Data for processing:

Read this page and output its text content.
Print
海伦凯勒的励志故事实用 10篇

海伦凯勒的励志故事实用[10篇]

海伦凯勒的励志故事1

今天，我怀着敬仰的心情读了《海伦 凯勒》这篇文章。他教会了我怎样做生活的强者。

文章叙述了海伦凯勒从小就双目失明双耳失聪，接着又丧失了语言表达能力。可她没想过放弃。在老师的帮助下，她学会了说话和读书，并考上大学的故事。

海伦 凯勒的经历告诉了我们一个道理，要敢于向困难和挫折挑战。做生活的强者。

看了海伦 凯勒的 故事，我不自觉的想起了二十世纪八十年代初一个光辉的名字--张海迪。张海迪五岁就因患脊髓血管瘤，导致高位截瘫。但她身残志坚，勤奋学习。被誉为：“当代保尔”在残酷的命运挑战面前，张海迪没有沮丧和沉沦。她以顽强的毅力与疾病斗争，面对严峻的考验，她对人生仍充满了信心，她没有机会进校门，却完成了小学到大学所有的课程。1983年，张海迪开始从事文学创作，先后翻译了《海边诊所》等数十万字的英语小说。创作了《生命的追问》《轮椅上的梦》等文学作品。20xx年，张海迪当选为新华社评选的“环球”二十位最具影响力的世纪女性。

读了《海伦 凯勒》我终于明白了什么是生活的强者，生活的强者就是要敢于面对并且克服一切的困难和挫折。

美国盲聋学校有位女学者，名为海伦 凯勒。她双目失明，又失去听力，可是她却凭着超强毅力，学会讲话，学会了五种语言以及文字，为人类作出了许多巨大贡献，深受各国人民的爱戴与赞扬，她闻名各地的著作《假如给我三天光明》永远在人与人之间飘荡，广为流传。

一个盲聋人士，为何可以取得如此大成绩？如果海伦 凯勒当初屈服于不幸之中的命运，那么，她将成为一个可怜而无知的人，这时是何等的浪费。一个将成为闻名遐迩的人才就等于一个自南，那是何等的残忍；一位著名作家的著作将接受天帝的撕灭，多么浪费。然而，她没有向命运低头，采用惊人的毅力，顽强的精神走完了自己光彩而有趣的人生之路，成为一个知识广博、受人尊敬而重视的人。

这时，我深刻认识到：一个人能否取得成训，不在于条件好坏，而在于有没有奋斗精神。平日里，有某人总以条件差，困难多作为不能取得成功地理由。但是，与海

What is needed: Print every line of the records exactly. Omit nothing.

Exercise output:
Read this page and output its text content.
Print
海伦凯勒的励志故事实用 10篇

海伦凯勒的励志故事实用[10篇]

海伦凯勒的励志故事1

今天，我怀着敬仰的心情读了《海伦 凯勒》这篇文章。他教会了我怎样做生活的强者。

文章叙述了海伦凯勒从小就双目失明双耳失聪，接着又丧失了语言表达能力。可她没想过放弃。在老师的帮助下，她学会了说话和读书，并考上大学的故事。

海伦 凯勒的经历告诉了我们一个道理，要敢于向困难和挫折挑战。做生活的强者。

看了海伦 凯勒的 故事，我不自觉的想起了二十世纪八十年代初一个光辉的名字--张海迪。张海迪五岁就因患脊髓血管瘤，导致高位截瘫。但她身残志坚，勤奋学习。被誉为：“当代保尔”在残酷的命运挑战面前，张海迪没有沮丧和沉沦。她以顽强的毅力与疾病斗争，面对严峻的考验，她对人生仍充满了信心，她没有机会进校门，却完成了小学到大学所有的课程。1983年，张海迪开始从事文学创作，先后翻译了《海边诊所》等数十万字的英语小说。创作了《生命的追问》《轮椅上的梦》等文学作品。20xx年，张海迪当选为新华社评选的“环球”二十位最具影响力的世纪女性。

读了《海伦 凯勒》我终于明白了什么是生活的强者，生活的强者就是要敢于面对并且克服一切的困难和挫折。

美国盲聋学校有位女学者，名为海伦 凯勒。她双目失明，又失去听力，可是她却凭着超强毅力，学会讲话，学会了五种语言以及文字，为人类作出了许多巨大贡献，深受各国人民的爱戴与赞扬，她闻名各地的著作《假如给我三天光明》永远在人与人之间飘荡，广为流传。

一个盲聋人士，为何可以取得如此大成绩？如果海伦 凯勒当初屈服于不幸之中的命运，那么，她将成为一个可怜而无知的人，这时是何等的浪费。一个将成为闻名遐迩的人才就等于一个自南，那是何等的残忍；一位著名作家的著作将接受天帝的撕灭，多么浪费。然而，她没有向命运低头，采用惊人的毅力，顽强的精神走完了自己光彩而有趣的人生之路，成为一个知识广博、受人尊敬而重视的人。

这时，我深刻认识到：一个人能否取得成训，不在于条件好坏，而在于有没有奋斗精神。平日里，有某人总以条件差，困难多作为不能取得成功地理由。但是，与海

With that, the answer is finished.